• WORK REQUIRED:
Write every entry out again exactly, please, and skip the pictures.
=== DATASET CONTENT ===
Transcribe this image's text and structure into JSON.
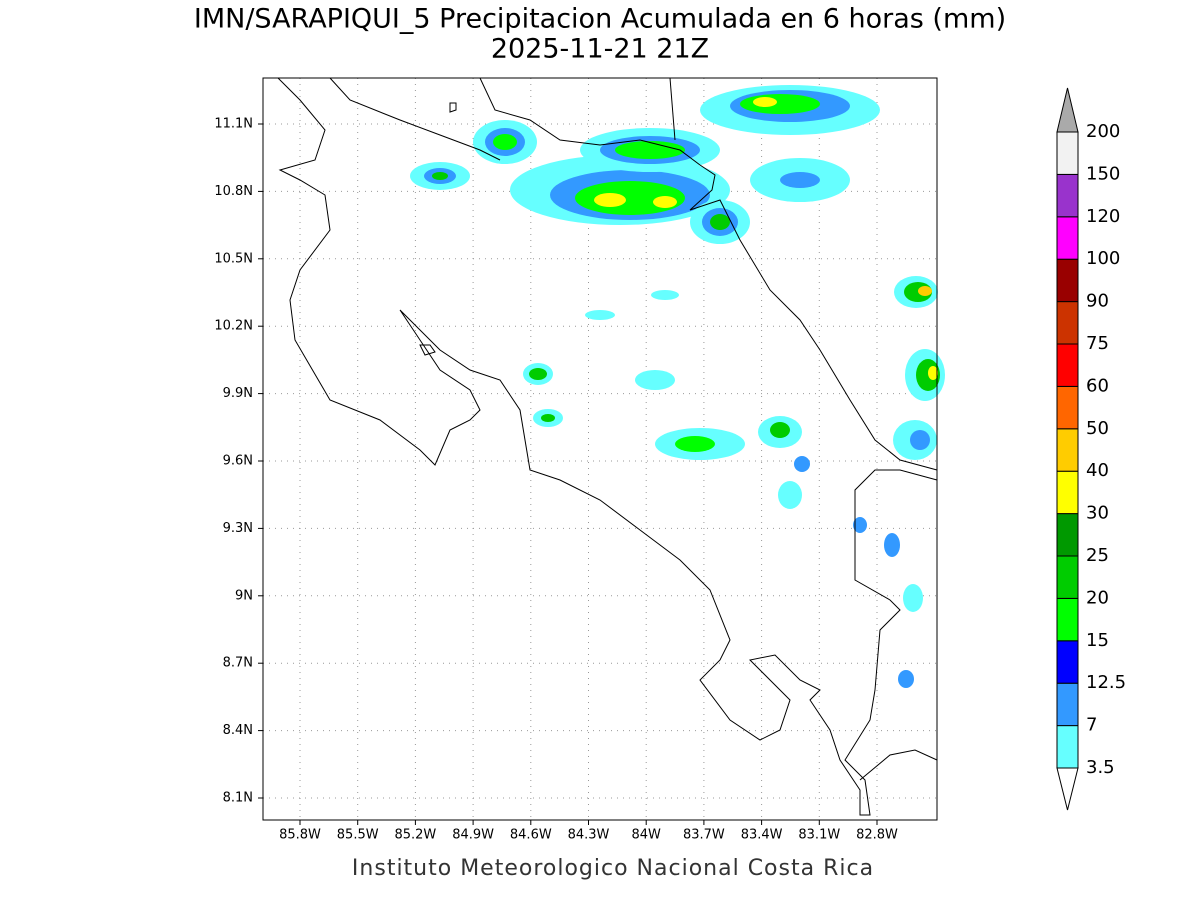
{
  "header": {
    "title": "IMN/SARAPIQUI_5 Precipitacion Acumulada en 6 horas (mm)",
    "subtitle": "2025-11-21 21Z"
  },
  "map": {
    "lon_labels": [
      "85.8W",
      "85.5W",
      "85.2W",
      "84.9W",
      "84.6W",
      "84.3W",
      "84W",
      "83.7W",
      "83.4W",
      "83.1W",
      "82.8W"
    ],
    "lat_labels": [
      "11.1N",
      "10.8N",
      "10.5N",
      "10.2N",
      "9.9N",
      "9.6N",
      "9.3N",
      "9N",
      "8.7N",
      "8.4N",
      "8.1N"
    ]
  },
  "colorbar": {
    "labels": [
      "3.5",
      "7",
      "12.5",
      "15",
      "20",
      "25",
      "30",
      "40",
      "50",
      "60",
      "75",
      "90",
      "100",
      "120",
      "150",
      "200"
    ],
    "colors": [
      "#66ffff",
      "#3399ff",
      "#0000ff",
      "#00ff00",
      "#00cc00",
      "#009900",
      "#ffff00",
      "#ffcc00",
      "#ff6600",
      "#ff0000",
      "#cc3300",
      "#990000",
      "#ff00ff",
      "#9933cc",
      "#f2f2f2"
    ],
    "over_color": "#aaaaaa",
    "under_color": "#ffffff"
  },
  "footer": "Instituto Meteorologico Nacional Costa Rica"
}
===
• RESULT OF THIS EXERCISE:
Transcribe this image's text and structure into JSON.
{
  "header": {
    "title": "IMN/SARAPIQUI_5 Precipitacion Acumulada en 6 horas (mm)",
    "subtitle": "2025-11-21 21Z"
  },
  "map": {
    "lon_labels": [
      "85.8W",
      "85.5W",
      "85.2W",
      "84.9W",
      "84.6W",
      "84.3W",
      "84W",
      "83.7W",
      "83.4W",
      "83.1W",
      "82.8W"
    ],
    "lat_labels": [
      "11.1N",
      "10.8N",
      "10.5N",
      "10.2N",
      "9.9N",
      "9.6N",
      "9.3N",
      "9N",
      "8.7N",
      "8.4N",
      "8.1N"
    ]
  },
  "colorbar": {
    "labels": [
      "3.5",
      "7",
      "12.5",
      "15",
      "20",
      "25",
      "30",
      "40",
      "50",
      "60",
      "75",
      "90",
      "100",
      "120",
      "150",
      "200"
    ],
    "colors": [
      "#66ffff",
      "#3399ff",
      "#0000ff",
      "#00ff00",
      "#00cc00",
      "#009900",
      "#ffff00",
      "#ffcc00",
      "#ff6600",
      "#ff0000",
      "#cc3300",
      "#990000",
      "#ff00ff",
      "#9933cc",
      "#f2f2f2"
    ],
    "over_color": "#aaaaaa",
    "under_color": "#ffffff"
  },
  "footer": "Instituto Meteorologico Nacional Costa Rica"
}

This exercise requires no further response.